____ The data
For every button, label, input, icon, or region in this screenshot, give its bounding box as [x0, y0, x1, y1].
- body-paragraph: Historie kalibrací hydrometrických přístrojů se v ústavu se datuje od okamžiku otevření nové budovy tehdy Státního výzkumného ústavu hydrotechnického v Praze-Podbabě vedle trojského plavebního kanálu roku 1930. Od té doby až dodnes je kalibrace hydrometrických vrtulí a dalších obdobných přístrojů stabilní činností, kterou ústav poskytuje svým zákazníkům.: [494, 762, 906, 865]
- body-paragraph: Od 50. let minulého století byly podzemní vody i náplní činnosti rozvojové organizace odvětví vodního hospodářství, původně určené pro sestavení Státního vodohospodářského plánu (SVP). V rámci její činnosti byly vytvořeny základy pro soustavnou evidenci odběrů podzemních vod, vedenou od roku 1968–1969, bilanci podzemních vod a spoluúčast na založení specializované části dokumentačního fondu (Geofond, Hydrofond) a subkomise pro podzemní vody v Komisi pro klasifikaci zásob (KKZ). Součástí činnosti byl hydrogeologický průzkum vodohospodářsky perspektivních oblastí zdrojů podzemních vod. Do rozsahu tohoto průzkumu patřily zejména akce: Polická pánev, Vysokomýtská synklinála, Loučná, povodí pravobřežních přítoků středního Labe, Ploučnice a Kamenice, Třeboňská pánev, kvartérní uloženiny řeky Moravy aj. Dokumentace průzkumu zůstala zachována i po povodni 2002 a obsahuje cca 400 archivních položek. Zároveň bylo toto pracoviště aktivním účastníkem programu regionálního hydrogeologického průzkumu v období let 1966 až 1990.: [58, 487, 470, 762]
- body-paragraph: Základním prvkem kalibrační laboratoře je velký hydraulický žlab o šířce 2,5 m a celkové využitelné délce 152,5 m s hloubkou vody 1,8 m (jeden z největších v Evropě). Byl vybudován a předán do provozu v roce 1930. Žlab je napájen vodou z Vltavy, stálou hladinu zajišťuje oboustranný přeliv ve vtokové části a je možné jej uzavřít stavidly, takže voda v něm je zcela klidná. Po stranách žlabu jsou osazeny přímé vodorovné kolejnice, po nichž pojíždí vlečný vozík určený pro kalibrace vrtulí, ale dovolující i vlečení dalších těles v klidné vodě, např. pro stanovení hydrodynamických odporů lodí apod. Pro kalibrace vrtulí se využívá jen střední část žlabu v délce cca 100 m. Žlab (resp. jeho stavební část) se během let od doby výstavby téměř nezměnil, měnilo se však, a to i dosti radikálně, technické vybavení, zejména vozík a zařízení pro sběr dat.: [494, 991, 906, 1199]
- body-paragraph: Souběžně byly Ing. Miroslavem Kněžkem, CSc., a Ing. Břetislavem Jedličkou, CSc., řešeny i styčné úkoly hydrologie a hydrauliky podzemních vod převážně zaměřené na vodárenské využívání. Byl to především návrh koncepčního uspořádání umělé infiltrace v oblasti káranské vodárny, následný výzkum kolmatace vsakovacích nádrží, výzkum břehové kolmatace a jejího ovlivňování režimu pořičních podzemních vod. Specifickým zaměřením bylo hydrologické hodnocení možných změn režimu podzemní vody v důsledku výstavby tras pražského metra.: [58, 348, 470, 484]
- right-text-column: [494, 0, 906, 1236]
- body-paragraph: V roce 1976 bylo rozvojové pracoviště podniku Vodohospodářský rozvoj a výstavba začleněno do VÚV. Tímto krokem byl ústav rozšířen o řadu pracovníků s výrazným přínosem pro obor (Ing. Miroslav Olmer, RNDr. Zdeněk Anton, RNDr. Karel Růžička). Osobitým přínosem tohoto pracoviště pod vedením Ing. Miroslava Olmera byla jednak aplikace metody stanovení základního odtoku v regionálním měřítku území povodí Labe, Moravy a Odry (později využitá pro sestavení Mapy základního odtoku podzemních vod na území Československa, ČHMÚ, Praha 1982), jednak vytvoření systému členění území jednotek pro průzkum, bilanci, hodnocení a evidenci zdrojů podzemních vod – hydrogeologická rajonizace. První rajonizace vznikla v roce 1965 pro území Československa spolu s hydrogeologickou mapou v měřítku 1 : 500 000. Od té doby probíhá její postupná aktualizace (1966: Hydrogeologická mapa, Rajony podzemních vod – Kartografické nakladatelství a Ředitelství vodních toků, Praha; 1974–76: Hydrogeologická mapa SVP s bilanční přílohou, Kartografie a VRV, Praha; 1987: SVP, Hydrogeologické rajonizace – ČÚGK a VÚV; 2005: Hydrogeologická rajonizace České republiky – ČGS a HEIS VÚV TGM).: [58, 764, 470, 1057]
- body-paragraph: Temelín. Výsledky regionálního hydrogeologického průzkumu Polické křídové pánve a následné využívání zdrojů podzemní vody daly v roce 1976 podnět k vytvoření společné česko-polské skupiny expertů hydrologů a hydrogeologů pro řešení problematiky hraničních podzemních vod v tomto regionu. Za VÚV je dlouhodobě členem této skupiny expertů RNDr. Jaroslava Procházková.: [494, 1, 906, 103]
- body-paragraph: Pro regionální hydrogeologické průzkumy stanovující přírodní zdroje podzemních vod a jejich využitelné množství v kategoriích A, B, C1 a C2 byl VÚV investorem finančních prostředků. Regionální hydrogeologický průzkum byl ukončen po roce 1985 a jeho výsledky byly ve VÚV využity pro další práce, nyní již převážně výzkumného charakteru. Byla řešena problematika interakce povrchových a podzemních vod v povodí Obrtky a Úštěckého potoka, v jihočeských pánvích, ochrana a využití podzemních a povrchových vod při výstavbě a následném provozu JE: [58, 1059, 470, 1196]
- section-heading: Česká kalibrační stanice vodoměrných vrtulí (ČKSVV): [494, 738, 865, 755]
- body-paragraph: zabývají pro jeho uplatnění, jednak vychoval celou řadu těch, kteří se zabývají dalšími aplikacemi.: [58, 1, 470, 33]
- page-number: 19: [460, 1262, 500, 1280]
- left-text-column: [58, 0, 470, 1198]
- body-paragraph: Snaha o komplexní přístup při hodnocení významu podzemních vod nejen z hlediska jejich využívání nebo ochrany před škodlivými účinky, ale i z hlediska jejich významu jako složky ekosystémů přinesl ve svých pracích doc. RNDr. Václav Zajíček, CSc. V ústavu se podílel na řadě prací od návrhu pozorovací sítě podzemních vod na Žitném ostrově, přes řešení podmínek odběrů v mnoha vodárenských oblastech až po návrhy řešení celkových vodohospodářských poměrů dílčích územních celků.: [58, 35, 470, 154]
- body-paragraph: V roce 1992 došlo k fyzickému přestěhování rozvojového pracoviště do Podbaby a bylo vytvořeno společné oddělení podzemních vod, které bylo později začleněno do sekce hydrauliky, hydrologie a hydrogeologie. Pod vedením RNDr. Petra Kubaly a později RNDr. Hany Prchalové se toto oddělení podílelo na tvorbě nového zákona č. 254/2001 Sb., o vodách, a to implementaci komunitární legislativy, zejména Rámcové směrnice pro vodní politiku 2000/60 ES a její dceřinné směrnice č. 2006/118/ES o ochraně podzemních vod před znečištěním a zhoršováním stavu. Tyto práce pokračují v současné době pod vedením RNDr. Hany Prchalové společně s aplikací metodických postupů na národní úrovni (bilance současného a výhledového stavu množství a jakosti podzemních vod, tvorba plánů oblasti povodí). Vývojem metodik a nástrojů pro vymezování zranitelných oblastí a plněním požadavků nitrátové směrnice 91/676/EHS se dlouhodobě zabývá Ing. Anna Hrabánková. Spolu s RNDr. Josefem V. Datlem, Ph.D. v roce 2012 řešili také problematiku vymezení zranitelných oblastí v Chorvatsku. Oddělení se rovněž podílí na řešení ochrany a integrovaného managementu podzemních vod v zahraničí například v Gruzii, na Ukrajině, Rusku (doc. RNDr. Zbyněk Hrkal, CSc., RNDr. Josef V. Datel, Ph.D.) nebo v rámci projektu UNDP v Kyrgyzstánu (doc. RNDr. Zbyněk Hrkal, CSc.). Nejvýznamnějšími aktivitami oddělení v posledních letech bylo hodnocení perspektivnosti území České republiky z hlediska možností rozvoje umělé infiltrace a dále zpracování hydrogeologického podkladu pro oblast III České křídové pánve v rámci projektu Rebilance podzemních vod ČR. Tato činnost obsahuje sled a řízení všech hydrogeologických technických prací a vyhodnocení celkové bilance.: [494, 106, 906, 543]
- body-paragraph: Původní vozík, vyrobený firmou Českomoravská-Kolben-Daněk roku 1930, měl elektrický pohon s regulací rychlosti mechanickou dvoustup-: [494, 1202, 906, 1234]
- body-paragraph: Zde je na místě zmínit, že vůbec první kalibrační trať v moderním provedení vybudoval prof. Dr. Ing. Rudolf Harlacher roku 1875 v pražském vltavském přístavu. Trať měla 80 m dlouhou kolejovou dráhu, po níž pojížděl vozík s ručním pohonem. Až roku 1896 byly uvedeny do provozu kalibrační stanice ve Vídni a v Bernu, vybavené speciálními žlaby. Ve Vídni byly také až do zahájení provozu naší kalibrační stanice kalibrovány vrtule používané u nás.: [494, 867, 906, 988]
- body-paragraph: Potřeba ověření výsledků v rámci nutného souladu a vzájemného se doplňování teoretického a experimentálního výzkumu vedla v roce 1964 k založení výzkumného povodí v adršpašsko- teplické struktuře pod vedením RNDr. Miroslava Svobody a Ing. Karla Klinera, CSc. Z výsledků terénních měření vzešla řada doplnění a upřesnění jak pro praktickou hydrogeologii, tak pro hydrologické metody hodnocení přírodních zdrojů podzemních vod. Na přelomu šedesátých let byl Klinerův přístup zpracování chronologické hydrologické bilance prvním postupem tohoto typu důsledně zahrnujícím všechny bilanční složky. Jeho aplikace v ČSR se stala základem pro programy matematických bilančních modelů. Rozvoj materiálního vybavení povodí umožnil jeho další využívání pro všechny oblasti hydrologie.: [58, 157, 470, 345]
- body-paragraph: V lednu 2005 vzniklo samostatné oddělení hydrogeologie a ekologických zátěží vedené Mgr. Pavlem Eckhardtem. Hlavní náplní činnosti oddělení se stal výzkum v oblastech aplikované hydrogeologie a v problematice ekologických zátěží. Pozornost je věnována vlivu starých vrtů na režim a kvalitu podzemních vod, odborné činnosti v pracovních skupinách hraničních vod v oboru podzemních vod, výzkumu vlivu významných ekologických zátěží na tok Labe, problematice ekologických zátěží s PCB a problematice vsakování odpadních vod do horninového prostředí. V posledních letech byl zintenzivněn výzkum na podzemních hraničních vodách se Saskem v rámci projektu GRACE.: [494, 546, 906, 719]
________
▶ [Task directions]
Could you return the material from its first line through the line containing "- body-paragraph: Historie", inclusive, with every character unchanged?

▶ [Result below]
For every button, label, input, icon, or region in this screenshot, give its bounding box as [x0, y0, x1, y1].
- body-paragraph: Historie kalibrací hydrometrických přístrojů se v ústavu se datuje od okamžiku otevření nové budovy tehdy Státního výzkumného ústavu hydrotechnického v Praze-Podbabě vedle trojského plavebního kanálu roku 1930. Od té doby až dodnes je kalibrace hydrometrických vrtulí a dalších obdobných přístrojů stabilní činností, kterou ústav poskytuje svým zákazníkům.: [494, 762, 906, 865]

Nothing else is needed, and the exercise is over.